◆ What this task involves
Gather all lines in the records below that include the word "источники".

::::::::::

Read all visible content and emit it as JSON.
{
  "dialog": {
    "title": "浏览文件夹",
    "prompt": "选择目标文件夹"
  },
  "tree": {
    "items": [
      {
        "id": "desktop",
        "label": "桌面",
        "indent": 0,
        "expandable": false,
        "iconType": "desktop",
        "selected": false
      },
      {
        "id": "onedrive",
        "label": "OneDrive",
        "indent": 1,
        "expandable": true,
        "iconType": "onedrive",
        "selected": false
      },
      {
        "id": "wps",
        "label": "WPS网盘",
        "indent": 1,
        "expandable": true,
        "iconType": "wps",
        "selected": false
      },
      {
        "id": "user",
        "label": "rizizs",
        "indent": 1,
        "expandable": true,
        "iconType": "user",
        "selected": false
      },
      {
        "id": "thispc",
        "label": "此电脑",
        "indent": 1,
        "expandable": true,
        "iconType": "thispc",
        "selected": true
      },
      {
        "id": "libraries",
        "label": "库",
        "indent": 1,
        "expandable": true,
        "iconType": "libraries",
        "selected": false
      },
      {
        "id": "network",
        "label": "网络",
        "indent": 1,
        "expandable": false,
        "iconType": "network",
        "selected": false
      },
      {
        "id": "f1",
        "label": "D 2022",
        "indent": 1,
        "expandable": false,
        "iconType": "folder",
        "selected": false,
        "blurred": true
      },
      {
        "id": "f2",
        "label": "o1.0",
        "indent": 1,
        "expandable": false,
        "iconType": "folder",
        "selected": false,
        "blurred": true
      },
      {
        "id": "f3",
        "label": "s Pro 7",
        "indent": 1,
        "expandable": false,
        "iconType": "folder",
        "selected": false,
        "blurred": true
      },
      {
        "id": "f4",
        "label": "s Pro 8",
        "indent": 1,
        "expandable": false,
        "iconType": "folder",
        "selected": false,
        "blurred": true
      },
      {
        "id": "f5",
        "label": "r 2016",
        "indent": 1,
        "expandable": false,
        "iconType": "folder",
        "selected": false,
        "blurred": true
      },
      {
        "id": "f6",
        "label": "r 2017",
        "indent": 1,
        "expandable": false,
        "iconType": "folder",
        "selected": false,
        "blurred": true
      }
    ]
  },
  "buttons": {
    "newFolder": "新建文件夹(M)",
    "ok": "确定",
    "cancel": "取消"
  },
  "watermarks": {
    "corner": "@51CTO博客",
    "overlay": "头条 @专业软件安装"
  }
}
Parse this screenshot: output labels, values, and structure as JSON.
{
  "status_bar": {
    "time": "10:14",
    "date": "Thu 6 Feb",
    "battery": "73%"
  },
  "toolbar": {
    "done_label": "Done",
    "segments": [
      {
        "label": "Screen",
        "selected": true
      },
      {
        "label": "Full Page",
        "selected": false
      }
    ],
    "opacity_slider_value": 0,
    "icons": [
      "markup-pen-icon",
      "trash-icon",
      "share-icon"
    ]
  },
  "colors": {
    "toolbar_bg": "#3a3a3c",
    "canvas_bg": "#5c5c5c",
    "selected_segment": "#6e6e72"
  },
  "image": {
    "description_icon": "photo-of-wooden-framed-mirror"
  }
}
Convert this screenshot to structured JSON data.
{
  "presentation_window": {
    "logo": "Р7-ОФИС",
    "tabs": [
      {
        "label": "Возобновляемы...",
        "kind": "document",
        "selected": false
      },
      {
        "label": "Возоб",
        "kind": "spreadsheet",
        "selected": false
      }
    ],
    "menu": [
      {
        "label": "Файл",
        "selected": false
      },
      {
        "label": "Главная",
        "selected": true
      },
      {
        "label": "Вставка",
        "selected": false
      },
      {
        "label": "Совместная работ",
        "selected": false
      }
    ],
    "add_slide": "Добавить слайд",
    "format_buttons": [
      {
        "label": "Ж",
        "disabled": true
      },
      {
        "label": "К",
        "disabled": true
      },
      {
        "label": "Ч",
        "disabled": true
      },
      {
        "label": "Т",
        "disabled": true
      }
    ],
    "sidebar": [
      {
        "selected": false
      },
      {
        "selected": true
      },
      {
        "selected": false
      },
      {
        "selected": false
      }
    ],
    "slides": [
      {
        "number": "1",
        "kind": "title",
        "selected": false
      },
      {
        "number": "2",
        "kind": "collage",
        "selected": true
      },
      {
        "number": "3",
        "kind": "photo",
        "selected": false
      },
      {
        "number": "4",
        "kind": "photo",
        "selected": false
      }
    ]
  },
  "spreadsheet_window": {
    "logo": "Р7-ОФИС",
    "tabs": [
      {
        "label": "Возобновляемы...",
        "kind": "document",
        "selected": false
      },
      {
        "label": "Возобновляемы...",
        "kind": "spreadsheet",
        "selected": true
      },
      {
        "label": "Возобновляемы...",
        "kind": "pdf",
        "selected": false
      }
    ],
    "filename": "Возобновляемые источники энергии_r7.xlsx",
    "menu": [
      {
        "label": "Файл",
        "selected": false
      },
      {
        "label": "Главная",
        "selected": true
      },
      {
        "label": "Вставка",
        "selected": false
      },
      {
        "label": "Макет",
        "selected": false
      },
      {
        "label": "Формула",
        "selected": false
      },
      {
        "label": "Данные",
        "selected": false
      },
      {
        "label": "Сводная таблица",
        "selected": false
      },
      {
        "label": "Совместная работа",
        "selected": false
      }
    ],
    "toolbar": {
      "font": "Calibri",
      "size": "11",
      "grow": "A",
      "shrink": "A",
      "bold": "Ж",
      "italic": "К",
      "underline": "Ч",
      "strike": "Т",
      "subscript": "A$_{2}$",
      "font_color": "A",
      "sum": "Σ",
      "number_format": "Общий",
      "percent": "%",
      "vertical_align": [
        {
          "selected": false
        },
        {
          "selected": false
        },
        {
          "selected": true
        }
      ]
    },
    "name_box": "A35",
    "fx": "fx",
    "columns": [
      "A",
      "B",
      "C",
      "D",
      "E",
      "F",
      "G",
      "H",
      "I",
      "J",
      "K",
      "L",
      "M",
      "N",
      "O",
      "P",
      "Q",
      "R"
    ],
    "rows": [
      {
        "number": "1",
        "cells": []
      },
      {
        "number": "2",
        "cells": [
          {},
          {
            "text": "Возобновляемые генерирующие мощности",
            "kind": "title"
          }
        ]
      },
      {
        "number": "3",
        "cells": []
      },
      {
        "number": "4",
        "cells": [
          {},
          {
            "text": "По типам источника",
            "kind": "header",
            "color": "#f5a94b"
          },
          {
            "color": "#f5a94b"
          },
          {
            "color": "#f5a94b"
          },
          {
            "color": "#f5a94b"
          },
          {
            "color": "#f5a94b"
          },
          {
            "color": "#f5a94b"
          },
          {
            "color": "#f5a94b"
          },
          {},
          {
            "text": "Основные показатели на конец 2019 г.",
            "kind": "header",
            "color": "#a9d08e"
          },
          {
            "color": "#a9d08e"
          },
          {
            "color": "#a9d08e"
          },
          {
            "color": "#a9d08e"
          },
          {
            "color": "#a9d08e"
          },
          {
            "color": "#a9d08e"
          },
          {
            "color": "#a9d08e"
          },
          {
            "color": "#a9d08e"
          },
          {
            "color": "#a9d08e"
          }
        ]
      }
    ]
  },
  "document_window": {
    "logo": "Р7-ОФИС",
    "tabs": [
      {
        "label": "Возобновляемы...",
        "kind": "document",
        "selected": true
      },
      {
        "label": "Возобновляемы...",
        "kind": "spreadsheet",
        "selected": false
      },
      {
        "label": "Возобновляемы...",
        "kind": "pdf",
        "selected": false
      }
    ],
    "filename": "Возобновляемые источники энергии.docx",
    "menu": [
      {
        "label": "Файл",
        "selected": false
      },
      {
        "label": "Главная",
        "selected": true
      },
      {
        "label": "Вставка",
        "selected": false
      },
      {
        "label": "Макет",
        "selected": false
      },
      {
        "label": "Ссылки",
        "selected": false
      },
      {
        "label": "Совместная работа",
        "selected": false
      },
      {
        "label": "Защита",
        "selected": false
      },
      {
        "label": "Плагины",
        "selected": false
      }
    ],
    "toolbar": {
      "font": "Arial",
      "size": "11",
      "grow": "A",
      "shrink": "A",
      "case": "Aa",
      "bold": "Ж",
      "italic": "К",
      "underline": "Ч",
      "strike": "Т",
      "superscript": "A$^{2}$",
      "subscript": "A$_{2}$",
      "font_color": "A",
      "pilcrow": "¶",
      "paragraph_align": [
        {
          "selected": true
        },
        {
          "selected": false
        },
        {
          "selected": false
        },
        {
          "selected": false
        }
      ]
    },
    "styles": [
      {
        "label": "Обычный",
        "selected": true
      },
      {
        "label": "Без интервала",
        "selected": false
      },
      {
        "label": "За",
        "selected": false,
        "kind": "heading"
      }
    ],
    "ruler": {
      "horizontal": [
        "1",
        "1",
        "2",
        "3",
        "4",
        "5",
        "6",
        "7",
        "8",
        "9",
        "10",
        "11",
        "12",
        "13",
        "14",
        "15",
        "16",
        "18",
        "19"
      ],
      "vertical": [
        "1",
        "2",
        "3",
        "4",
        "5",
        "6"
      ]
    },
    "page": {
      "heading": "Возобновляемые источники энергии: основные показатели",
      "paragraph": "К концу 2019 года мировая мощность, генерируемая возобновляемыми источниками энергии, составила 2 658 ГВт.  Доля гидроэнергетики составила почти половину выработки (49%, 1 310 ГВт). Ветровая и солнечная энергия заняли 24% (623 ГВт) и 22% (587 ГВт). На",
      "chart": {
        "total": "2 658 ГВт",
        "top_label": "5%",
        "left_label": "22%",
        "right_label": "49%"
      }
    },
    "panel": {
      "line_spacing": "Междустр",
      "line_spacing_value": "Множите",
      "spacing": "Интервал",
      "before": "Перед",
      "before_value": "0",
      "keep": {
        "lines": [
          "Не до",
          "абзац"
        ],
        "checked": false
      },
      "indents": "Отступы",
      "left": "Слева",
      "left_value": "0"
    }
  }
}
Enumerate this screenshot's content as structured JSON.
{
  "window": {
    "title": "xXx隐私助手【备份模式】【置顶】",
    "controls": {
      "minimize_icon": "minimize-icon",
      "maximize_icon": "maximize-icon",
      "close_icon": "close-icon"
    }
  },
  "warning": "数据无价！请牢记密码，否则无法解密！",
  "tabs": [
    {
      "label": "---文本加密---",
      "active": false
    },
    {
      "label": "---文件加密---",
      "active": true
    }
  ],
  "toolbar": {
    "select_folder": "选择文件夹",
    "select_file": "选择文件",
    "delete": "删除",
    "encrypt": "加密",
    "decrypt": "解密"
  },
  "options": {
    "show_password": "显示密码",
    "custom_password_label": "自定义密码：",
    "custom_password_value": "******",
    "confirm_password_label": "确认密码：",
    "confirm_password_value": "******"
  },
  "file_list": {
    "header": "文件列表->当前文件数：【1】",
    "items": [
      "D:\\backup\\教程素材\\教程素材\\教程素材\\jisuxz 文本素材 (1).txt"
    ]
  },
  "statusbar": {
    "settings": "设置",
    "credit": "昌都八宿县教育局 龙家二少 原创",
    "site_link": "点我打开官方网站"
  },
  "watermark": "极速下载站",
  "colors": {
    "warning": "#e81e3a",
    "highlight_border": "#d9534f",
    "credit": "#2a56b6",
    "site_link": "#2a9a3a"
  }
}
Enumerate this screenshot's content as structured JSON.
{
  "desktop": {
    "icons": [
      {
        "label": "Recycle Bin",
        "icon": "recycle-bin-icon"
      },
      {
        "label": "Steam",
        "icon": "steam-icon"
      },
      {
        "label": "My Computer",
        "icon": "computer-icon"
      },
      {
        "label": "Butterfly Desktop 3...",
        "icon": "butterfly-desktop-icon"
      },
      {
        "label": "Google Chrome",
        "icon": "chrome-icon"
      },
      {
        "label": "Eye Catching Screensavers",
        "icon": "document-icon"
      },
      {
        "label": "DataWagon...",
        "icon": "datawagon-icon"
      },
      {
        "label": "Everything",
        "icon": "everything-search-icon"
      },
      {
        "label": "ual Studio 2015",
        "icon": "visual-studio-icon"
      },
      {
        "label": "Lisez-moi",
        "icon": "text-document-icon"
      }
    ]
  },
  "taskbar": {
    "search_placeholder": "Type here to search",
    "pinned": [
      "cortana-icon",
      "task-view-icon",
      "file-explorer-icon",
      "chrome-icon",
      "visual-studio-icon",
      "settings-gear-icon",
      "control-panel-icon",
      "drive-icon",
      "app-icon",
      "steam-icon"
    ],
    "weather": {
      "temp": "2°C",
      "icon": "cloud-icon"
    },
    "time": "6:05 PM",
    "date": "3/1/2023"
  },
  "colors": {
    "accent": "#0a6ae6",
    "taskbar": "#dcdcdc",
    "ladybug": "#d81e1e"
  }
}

::::::::::

◆ Full answer
    "filename": "Возобновляемые источники энергии_r7.xlsx",
    "filename": "Возобновляемые источники энергии.docx",
      "heading": "Возобновляемые источники энергии: основные показатели",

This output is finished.